# Work required:
Write out the records below once more, exactly as they stand.

Items from a figure collection:
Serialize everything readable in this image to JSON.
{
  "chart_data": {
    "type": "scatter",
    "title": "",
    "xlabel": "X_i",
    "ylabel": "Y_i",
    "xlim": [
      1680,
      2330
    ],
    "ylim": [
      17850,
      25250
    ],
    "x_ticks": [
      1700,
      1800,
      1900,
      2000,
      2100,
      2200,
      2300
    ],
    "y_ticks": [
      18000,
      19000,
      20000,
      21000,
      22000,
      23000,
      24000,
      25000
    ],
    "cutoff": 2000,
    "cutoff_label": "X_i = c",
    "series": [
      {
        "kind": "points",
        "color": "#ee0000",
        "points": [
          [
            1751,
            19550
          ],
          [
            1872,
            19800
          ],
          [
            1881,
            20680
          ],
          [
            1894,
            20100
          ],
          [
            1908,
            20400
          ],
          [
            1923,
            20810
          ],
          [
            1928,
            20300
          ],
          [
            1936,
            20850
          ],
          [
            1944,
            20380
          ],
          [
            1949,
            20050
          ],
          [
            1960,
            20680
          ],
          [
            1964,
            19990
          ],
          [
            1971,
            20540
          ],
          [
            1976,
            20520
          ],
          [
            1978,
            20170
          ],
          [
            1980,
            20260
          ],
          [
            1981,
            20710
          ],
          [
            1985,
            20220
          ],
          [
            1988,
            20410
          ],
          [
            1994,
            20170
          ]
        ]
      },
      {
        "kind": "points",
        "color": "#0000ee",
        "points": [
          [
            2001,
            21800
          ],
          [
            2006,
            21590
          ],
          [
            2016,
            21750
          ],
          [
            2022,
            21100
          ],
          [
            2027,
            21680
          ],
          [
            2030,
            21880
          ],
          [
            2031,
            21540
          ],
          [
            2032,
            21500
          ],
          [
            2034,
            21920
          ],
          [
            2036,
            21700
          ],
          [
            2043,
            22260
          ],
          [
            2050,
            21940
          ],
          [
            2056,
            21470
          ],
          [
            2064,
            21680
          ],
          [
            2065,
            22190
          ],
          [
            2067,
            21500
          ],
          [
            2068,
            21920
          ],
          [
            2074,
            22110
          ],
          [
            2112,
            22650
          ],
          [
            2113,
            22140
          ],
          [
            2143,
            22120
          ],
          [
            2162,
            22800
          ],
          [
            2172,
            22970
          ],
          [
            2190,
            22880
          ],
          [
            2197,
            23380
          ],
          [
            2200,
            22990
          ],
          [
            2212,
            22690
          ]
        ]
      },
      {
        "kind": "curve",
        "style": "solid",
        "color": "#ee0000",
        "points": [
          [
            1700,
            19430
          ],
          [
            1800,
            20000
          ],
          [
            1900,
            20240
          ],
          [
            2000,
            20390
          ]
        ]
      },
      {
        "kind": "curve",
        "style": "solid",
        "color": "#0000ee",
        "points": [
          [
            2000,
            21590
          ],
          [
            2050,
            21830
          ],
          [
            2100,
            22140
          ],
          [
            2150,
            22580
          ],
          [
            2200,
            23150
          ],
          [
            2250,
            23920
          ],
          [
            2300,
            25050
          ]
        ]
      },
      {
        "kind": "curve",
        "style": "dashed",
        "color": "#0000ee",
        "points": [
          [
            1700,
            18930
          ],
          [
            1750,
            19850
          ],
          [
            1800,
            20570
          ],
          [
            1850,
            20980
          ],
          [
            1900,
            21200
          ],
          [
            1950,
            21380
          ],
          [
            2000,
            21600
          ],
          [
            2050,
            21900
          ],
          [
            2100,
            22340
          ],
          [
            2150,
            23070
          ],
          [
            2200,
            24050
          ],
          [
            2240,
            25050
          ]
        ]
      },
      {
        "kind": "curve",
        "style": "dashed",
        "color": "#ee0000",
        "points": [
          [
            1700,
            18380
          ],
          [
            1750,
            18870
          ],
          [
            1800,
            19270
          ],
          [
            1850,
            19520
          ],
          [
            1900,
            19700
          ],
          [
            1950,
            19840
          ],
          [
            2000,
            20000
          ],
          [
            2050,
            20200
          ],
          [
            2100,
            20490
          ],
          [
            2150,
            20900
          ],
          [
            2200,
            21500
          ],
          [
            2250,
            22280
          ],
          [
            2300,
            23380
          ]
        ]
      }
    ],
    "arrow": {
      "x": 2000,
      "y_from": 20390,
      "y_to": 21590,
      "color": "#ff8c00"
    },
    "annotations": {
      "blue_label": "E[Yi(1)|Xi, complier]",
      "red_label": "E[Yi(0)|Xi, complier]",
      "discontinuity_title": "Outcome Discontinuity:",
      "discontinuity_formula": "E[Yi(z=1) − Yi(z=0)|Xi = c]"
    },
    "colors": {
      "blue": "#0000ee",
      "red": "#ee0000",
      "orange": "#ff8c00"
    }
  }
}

# Written response:
Serialize everything readable in this image to JSON.
{
  "chart_data": {
    "type": "scatter",
    "title": "",
    "xlabel": "X_i",
    "ylabel": "Y_i",
    "xlim": [
      1680,
      2330
    ],
    "ylim": [
      17850,
      25250
    ],
    "x_ticks": [
      1700,
      1800,
      1900,
      2000,
      2100,
      2200,
      2300
    ],
    "y_ticks": [
      18000,
      19000,
      20000,
      21000,
      22000,
      23000,
      24000,
      25000
    ],
    "cutoff": 2000,
    "cutoff_label": "X_i = c",
    "series": [
      {
        "kind": "points",
        "color": "#ee0000",
        "points": [
          [
            1751,
            19550
          ],
          [
            1872,
            19800
          ],
          [
            1881,
            20680
          ],
          [
            1894,
            20100
          ],
          [
            1908,
            20400
          ],
          [
            1923,
            20810
          ],
          [
            1928,
            20300
          ],
          [
            1936,
            20850
          ],
          [
            1944,
            20380
          ],
          [
            1949,
            20050
          ],
          [
            1960,
            20680
          ],
          [
            1964,
            19990
          ],
          [
            1971,
            20540
          ],
          [
            1976,
            20520
          ],
          [
            1978,
            20170
          ],
          [
            1980,
            20260
          ],
          [
            1981,
            20710
          ],
          [
            1985,
            20220
          ],
          [
            1988,
            20410
          ],
          [
            1994,
            20170
          ]
        ]
      },
      {
        "kind": "points",
        "color": "#0000ee",
        "points": [
          [
            2001,
            21800
          ],
          [
            2006,
            21590
          ],
          [
            2016,
            21750
          ],
          [
            2022,
            21100
          ],
          [
            2027,
            21680
          ],
          [
            2030,
            21880
          ],
          [
            2031,
            21540
          ],
          [
            2032,
            21500
          ],
          [
            2034,
            21920
          ],
          [
            2036,
            21700
          ],
          [
            2043,
            22260
          ],
          [
            2050,
            21940
          ],
          [
            2056,
            21470
          ],
          [
            2064,
            21680
          ],
          [
            2065,
            22190
          ],
          [
            2067,
            21500
          ],
          [
            2068,
            21920
          ],
          [
            2074,
            22110
          ],
          [
            2112,
            22650
          ],
          [
            2113,
            22140
          ],
          [
            2143,
            22120
          ],
          [
            2162,
            22800
          ],
          [
            2172,
            22970
          ],
          [
            2190,
            22880
          ],
          [
            2197,
            23380
          ],
          [
            2200,
            22990
          ],
          [
            2212,
            22690
          ]
        ]
      },
      {
        "kind": "curve",
        "style": "solid",
        "color": "#ee0000",
        "points": [
          [
            1700,
            19430
          ],
          [
            1800,
            20000
          ],
          [
            1900,
            20240
          ],
          [
            2000,
            20390
          ]
        ]
      },
      {
        "kind": "curve",
        "style": "solid",
        "color": "#0000ee",
        "points": [
          [
            2000,
            21590
          ],
          [
            2050,
            21830
          ],
          [
            2100,
            22140
          ],
          [
            2150,
            22580
          ],
          [
            2200,
            23150
          ],
          [
            2250,
            23920
          ],
          [
            2300,
            25050
          ]
        ]
      },
      {
        "kind": "curve",
        "style": "dashed",
        "color": "#0000ee",
        "points": [
          [
            1700,
            18930
          ],
          [
            1750,
            19850
          ],
          [
            1800,
            20570
          ],
          [
            1850,
            20980
          ],
          [
            1900,
            21200
          ],
          [
            1950,
            21380
          ],
          [
            2000,
            21600
          ],
          [
            2050,
            21900
          ],
          [
            2100,
            22340
          ],
          [
            2150,
            23070
          ],
          [
            2200,
            24050
          ],
          [
            2240,
            25050
          ]
        ]
      },
      {
        "kind": "curve",
        "style": "dashed",
        "color": "#ee0000",
        "points": [
          [
            1700,
            18380
          ],
          [
            1750,
            18870
          ],
          [
            1800,
            19270
          ],
          [
            1850,
            19520
          ],
          [
            1900,
            19700
          ],
          [
            1950,
            19840
          ],
          [
            2000,
            20000
          ],
          [
            2050,
            20200
          ],
          [
            2100,
            20490
          ],
          [
            2150,
            20900
          ],
          [
            2200,
            21500
          ],
          [
            2250,
            22280
          ],
          [
            2300,
            23380
          ]
        ]
      }
    ],
    "arrow": {
      "x": 2000,
      "y_from": 20390,
      "y_to": 21590,
      "color": "#ff8c00"
    },
    "annotations": {
      "blue_label": "E[Yi(1)|Xi, complier]",
      "red_label": "E[Yi(0)|Xi, complier]",
      "discontinuity_title": "Outcome Discontinuity:",
      "discontinuity_formula": "E[Yi(z=1) − Yi(z=0)|Xi = c]"
    },
    "colors": {
      "blue": "#0000ee",
      "red": "#ee0000",
      "orange": "#ff8c00"
    }
  }
}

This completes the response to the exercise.